SUPPLIED RECORDS
□ □ □ □ □ □ □

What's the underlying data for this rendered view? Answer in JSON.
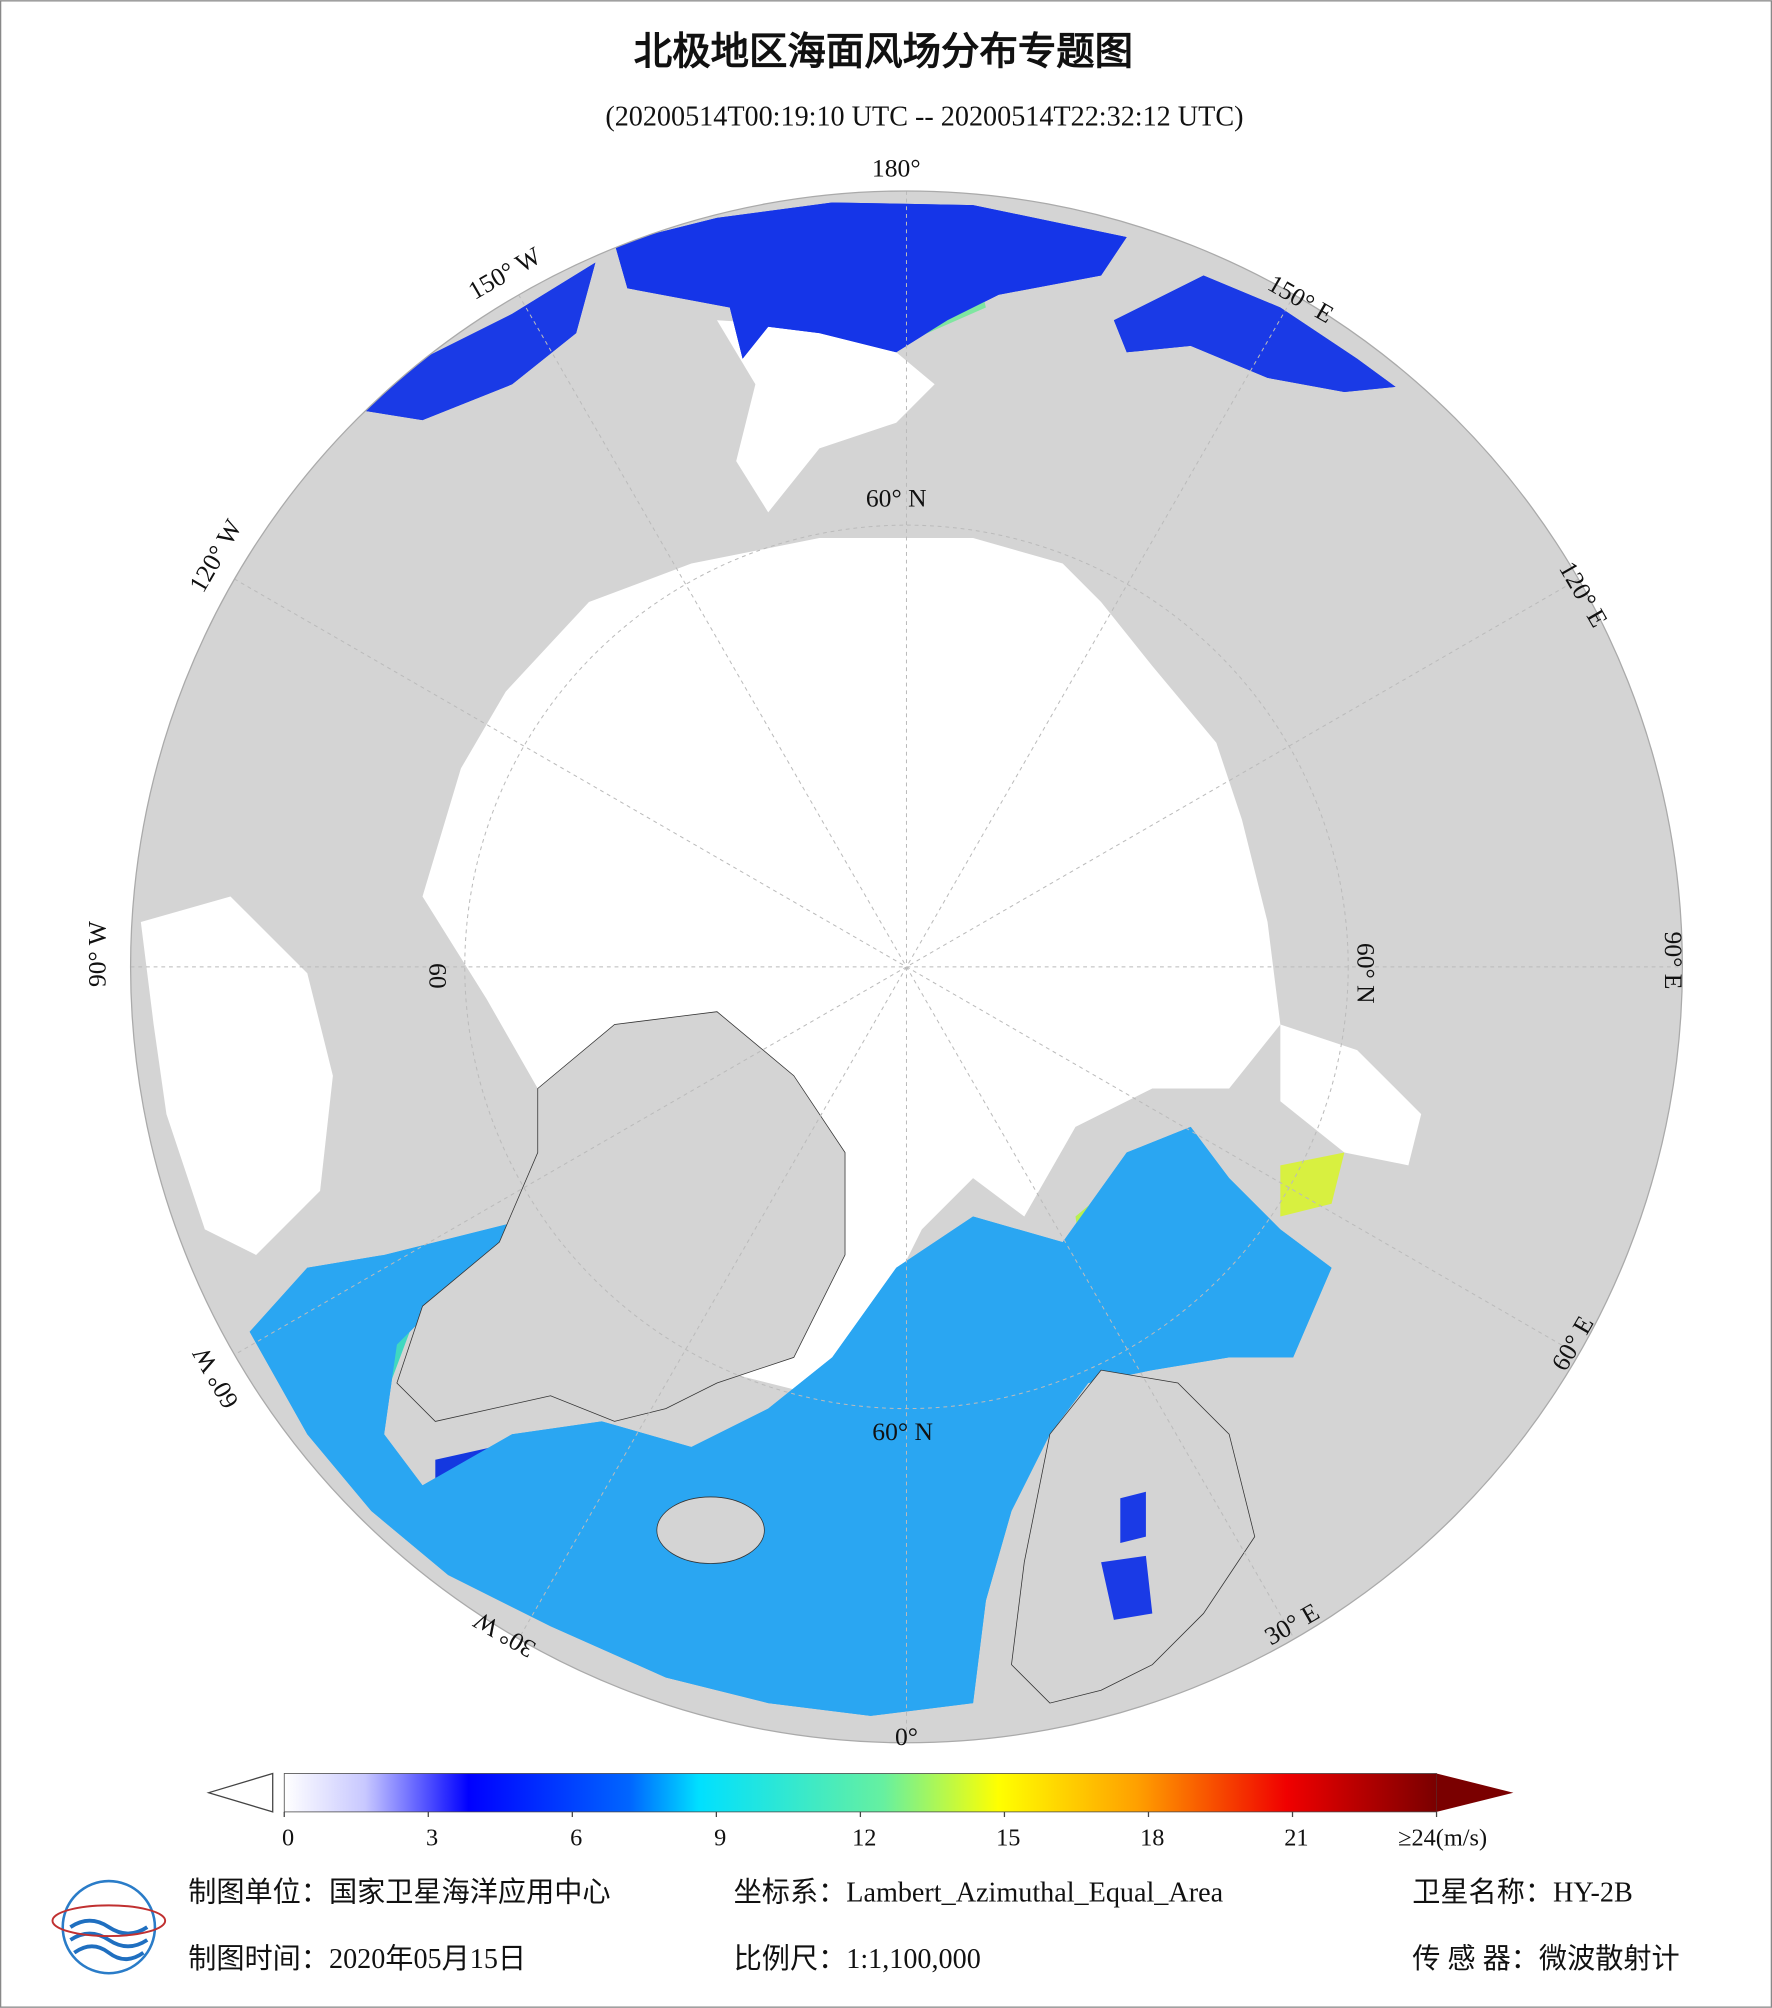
{
  "title": "北极地区海面风场分布专题图",
  "subtitle": "(20200514T00:19:10 UTC -- 20200514T22:32:12 UTC)",
  "map": {
    "longitude_labels": [
      "180°",
      "150° W",
      "150° E",
      "120° W",
      "120° E",
      "90° W",
      "90° E",
      "60° W",
      "60° E",
      "30° W",
      "30° E",
      "0°"
    ],
    "latitude_labels": [
      "60° N",
      "60° N",
      "60° N",
      "60"
    ]
  },
  "colorbar": {
    "range": [
      0,
      24
    ],
    "ticks": [
      0,
      3,
      6,
      9,
      12,
      15,
      18,
      21,
      {
        "value": 24,
        "label": "≥24(m/s)"
      }
    ]
  },
  "footer": {
    "unit": "制图单位：国家卫星海洋应用中心",
    "coordinate_system": "坐标系：Lambert_Azimuthal_Equal_Area",
    "satellite": "卫星名称：HY-2B",
    "date": "制图时间：2020年05月15日",
    "scale": "比例尺：1:1,100,000",
    "sensor": "传 感 器：微波散射计"
  }
}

□ □ □ □ □ □ □

WHAT IS ASKED
Without the pictures, restate all the entries above exactly.

FULL OUTPUT
What's the underlying data for this rendered view? Answer in JSON.
{
  "title": "北极地区海面风场分布专题图",
  "subtitle": "(20200514T00:19:10 UTC -- 20200514T22:32:12 UTC)",
  "map": {
    "longitude_labels": [
      "180°",
      "150° W",
      "150° E",
      "120° W",
      "120° E",
      "90° W",
      "90° E",
      "60° W",
      "60° E",
      "30° W",
      "30° E",
      "0°"
    ],
    "latitude_labels": [
      "60° N",
      "60° N",
      "60° N",
      "60"
    ]
  },
  "colorbar": {
    "range": [
      0,
      24
    ],
    "ticks": [
      0,
      3,
      6,
      9,
      12,
      15,
      18,
      21,
      {
        "value": 24,
        "label": "≥24(m/s)"
      }
    ]
  },
  "footer": {
    "unit": "制图单位：国家卫星海洋应用中心",
    "coordinate_system": "坐标系：Lambert_Azimuthal_Equal_Area",
    "satellite": "卫星名称：HY-2B",
    "date": "制图时间：2020年05月15日",
    "scale": "比例尺：1:1,100,000",
    "sensor": "传 感 器：微波散射计"
  }
}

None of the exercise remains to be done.